* **Problem statement**
Where a line holds the word "приложении", copy that line.

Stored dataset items
####################

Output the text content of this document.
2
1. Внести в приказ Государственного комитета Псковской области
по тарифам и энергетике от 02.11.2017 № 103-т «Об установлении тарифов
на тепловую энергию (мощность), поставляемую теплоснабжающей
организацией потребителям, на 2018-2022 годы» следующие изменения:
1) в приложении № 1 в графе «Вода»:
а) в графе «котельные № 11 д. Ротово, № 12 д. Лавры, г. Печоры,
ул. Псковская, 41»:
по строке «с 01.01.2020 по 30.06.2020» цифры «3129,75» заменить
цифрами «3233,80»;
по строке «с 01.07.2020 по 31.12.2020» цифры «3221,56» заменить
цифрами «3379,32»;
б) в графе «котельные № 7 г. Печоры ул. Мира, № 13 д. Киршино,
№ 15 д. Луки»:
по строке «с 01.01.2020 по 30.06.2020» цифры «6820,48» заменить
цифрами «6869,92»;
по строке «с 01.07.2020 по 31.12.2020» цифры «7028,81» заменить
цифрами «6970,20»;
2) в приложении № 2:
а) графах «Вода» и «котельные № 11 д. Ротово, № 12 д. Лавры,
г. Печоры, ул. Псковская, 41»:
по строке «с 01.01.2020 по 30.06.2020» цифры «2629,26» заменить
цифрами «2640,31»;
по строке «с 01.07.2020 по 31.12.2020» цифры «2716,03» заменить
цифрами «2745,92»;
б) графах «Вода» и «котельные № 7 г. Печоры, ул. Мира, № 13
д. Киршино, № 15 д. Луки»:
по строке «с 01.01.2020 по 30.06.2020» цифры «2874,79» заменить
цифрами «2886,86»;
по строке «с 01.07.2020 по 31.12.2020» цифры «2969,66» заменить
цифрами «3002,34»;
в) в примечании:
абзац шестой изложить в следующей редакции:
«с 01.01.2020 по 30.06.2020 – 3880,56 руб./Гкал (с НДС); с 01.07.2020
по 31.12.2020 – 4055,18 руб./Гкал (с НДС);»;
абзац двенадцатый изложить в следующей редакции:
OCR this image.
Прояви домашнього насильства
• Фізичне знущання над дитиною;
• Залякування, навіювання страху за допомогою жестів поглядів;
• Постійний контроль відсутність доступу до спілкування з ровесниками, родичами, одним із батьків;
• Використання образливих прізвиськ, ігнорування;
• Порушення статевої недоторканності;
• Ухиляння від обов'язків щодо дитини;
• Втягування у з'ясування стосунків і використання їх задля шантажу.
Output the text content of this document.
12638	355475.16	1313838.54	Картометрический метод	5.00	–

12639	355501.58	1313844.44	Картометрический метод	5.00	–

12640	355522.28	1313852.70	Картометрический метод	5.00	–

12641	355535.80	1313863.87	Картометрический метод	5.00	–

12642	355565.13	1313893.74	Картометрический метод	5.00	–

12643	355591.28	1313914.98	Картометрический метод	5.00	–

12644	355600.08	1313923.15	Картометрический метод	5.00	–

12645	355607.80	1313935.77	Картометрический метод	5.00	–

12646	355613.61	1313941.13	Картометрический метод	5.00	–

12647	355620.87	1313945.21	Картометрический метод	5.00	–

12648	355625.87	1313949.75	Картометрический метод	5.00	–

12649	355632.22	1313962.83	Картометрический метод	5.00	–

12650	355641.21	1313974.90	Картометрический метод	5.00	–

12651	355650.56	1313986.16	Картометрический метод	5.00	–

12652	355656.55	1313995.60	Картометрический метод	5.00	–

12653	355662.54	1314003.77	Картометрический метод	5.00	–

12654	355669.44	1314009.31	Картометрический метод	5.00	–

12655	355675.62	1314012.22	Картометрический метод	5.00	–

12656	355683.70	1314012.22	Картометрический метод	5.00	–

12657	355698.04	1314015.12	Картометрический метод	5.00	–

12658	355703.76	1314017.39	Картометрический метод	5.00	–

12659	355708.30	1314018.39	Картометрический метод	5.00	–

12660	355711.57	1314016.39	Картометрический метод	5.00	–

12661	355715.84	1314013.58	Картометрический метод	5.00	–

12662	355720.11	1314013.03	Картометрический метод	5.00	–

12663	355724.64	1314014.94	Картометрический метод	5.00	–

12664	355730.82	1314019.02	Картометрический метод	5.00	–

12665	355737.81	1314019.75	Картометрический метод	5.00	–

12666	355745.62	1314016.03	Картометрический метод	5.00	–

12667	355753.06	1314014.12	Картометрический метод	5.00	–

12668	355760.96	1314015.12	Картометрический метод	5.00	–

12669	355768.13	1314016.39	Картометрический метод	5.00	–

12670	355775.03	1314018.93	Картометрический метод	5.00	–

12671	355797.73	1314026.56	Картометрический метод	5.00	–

####################

* **The reply**
1) в приложении № 1 в графе «Вода»:
2) в приложении № 2:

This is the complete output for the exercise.